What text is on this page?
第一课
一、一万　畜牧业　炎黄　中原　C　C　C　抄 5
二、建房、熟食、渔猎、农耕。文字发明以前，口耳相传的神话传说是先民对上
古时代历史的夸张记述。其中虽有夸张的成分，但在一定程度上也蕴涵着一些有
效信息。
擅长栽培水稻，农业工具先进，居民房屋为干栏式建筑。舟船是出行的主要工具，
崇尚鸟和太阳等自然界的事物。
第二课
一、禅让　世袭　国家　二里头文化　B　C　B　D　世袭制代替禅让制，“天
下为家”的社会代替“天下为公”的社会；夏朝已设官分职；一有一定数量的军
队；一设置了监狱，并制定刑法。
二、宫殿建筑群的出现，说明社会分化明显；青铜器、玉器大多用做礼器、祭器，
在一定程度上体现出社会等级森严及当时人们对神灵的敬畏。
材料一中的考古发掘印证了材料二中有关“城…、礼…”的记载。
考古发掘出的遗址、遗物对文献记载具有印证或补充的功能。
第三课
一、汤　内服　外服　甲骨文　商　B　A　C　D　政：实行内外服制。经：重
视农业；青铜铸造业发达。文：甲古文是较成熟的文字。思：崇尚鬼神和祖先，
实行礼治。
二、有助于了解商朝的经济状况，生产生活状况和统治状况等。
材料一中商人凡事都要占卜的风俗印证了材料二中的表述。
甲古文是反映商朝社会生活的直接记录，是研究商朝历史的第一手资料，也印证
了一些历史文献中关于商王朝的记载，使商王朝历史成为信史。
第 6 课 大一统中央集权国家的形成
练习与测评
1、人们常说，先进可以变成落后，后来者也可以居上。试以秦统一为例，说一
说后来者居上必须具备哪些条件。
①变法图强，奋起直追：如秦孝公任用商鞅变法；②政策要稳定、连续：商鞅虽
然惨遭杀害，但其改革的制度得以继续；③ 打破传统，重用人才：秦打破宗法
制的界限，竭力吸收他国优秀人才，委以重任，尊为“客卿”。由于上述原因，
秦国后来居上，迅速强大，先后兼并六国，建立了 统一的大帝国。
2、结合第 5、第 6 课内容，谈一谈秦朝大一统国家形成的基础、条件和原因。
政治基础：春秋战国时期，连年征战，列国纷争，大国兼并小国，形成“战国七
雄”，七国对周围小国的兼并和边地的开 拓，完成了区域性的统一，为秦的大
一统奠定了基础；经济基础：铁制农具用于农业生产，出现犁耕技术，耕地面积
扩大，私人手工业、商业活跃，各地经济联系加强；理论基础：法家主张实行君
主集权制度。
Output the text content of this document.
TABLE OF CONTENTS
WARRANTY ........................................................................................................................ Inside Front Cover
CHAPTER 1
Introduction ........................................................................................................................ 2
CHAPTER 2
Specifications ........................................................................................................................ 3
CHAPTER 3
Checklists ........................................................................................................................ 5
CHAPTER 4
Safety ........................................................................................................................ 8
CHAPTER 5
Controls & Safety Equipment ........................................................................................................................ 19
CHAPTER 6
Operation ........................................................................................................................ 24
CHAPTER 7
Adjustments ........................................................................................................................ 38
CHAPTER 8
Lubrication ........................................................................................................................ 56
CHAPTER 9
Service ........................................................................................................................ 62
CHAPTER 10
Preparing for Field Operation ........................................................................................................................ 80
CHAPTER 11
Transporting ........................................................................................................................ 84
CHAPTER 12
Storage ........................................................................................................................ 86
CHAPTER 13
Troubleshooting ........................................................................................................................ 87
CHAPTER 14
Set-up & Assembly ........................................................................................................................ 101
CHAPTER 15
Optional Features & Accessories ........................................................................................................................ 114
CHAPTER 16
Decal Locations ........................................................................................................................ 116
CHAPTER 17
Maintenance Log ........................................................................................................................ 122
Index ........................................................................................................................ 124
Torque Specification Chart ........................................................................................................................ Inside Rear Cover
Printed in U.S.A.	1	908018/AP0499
══════════════════════════════
» **WHAT YOU ARE ASKED TO DO**:
Filter the records, keeping only lines that contain "this", and show those lines.

» **WRITTEN SOLUTION**:
What text is on this page?
Output the text content of this document.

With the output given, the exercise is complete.